• [Requirement] Read the lines below. Copy out any that hold the string "name".

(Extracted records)
-- -- --
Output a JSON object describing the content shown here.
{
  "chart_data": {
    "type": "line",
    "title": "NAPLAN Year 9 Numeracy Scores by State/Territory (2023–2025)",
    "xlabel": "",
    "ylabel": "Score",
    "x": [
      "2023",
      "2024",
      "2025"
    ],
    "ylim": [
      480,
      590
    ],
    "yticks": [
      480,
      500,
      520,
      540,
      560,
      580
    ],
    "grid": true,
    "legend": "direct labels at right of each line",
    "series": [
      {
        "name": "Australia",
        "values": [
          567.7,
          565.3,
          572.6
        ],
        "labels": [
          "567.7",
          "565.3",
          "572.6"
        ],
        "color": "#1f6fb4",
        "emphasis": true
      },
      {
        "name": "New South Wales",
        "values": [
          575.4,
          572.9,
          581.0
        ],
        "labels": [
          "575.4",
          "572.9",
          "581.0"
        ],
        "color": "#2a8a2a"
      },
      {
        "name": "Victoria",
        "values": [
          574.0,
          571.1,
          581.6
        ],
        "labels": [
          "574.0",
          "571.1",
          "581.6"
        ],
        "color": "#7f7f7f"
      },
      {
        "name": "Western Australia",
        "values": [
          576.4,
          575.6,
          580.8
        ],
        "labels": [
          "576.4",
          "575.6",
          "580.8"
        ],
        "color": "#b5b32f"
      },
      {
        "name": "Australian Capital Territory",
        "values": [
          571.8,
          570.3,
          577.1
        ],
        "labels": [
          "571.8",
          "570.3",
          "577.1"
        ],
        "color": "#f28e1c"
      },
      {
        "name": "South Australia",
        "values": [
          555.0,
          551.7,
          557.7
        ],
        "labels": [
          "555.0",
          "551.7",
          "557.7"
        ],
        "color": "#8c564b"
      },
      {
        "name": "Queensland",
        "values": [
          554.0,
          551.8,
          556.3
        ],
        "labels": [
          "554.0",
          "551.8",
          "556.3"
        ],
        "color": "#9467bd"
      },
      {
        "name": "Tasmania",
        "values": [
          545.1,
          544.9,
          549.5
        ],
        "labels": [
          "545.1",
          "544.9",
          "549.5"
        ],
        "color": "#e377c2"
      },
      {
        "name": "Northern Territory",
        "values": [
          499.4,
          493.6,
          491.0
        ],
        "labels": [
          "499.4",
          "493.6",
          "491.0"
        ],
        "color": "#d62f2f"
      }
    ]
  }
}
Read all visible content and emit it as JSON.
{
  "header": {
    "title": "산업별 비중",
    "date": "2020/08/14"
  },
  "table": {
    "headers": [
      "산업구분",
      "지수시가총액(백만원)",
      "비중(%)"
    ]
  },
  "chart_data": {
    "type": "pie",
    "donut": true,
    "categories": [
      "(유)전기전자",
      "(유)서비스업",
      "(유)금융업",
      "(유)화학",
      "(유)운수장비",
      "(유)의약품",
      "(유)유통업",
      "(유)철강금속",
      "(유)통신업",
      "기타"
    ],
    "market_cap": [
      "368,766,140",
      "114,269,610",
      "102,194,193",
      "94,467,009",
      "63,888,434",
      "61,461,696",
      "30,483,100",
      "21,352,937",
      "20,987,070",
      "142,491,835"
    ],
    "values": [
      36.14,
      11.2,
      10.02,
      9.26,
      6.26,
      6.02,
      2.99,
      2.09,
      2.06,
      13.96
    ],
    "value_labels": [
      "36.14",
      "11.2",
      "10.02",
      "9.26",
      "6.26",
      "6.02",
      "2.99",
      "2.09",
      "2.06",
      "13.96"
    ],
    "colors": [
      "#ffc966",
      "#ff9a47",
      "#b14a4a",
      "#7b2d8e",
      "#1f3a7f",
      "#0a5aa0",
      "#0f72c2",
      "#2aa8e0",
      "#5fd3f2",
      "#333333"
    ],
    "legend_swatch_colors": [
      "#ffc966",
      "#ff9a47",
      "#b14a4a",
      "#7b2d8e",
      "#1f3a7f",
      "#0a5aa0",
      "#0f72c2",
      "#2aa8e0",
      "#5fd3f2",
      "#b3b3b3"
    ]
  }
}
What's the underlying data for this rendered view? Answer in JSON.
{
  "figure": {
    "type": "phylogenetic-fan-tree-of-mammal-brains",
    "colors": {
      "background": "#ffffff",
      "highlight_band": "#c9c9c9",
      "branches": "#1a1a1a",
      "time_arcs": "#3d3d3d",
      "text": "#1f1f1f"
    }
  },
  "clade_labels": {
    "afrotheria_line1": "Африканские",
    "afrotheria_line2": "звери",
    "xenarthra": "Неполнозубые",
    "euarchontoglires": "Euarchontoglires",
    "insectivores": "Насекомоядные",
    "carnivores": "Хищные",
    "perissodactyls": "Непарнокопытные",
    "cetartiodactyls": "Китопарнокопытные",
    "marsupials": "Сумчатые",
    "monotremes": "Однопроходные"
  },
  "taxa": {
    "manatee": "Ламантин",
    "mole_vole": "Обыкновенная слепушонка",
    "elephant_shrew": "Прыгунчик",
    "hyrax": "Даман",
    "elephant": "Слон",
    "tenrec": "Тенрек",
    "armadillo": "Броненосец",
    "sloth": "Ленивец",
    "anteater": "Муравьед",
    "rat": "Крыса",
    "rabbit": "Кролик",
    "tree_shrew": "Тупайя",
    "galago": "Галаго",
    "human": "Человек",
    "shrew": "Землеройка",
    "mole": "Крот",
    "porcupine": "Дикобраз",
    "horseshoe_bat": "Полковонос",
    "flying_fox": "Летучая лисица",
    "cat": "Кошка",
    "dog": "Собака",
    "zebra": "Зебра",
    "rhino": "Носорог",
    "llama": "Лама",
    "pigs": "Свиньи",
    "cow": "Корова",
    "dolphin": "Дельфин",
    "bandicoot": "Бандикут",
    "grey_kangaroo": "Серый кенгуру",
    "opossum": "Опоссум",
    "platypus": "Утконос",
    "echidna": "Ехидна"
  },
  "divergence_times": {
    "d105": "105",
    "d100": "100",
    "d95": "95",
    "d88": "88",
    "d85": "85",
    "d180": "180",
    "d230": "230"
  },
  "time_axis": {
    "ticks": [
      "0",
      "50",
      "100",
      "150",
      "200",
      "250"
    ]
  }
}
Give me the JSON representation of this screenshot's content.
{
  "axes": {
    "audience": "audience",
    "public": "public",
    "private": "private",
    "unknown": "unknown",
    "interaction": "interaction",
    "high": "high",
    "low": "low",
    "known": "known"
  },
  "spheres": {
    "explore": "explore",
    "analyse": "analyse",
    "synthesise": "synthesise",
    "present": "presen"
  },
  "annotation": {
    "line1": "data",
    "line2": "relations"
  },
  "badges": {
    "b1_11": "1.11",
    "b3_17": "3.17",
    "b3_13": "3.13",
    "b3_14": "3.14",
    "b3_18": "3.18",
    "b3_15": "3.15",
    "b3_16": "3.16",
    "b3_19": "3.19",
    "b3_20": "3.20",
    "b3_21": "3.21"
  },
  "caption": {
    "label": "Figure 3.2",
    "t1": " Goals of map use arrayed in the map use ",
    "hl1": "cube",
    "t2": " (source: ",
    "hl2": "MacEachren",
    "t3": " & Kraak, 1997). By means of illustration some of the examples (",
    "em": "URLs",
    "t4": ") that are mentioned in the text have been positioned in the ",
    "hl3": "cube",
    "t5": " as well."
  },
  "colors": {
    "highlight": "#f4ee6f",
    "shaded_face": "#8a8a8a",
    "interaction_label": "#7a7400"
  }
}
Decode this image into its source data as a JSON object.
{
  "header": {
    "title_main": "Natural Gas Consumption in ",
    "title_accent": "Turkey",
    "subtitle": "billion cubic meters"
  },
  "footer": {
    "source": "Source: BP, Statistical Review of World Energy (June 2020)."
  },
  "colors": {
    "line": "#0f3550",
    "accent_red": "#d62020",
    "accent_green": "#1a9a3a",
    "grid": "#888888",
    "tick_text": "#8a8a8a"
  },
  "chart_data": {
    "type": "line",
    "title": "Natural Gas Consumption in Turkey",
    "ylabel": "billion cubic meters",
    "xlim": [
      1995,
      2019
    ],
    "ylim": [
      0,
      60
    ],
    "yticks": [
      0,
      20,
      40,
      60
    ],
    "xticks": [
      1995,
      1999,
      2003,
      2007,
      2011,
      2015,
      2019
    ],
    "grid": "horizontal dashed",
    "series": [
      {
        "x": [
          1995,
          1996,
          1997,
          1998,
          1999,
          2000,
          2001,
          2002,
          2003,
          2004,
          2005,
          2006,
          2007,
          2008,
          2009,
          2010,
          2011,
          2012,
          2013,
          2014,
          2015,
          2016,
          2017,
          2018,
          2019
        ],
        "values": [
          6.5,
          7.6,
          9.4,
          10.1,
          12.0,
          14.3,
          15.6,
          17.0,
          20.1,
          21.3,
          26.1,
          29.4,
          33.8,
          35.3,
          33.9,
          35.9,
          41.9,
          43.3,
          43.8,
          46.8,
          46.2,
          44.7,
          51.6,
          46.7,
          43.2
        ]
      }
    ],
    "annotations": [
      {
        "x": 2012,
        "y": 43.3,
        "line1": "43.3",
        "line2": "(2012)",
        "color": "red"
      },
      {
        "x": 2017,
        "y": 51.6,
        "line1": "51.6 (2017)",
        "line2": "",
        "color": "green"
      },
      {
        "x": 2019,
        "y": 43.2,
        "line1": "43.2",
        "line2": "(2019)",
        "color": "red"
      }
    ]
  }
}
-- -- --
• [Result of the exercise]
        "name": "Australia",
        "name": "New South Wales",
        "name": "Victoria",
        "name": "Western Australia",
        "name": "Australian Capital Territory",
        "name": "South Australia",
        "name": "Queensland",
        "name": "Tasmania",
        "name": "Northern Territory",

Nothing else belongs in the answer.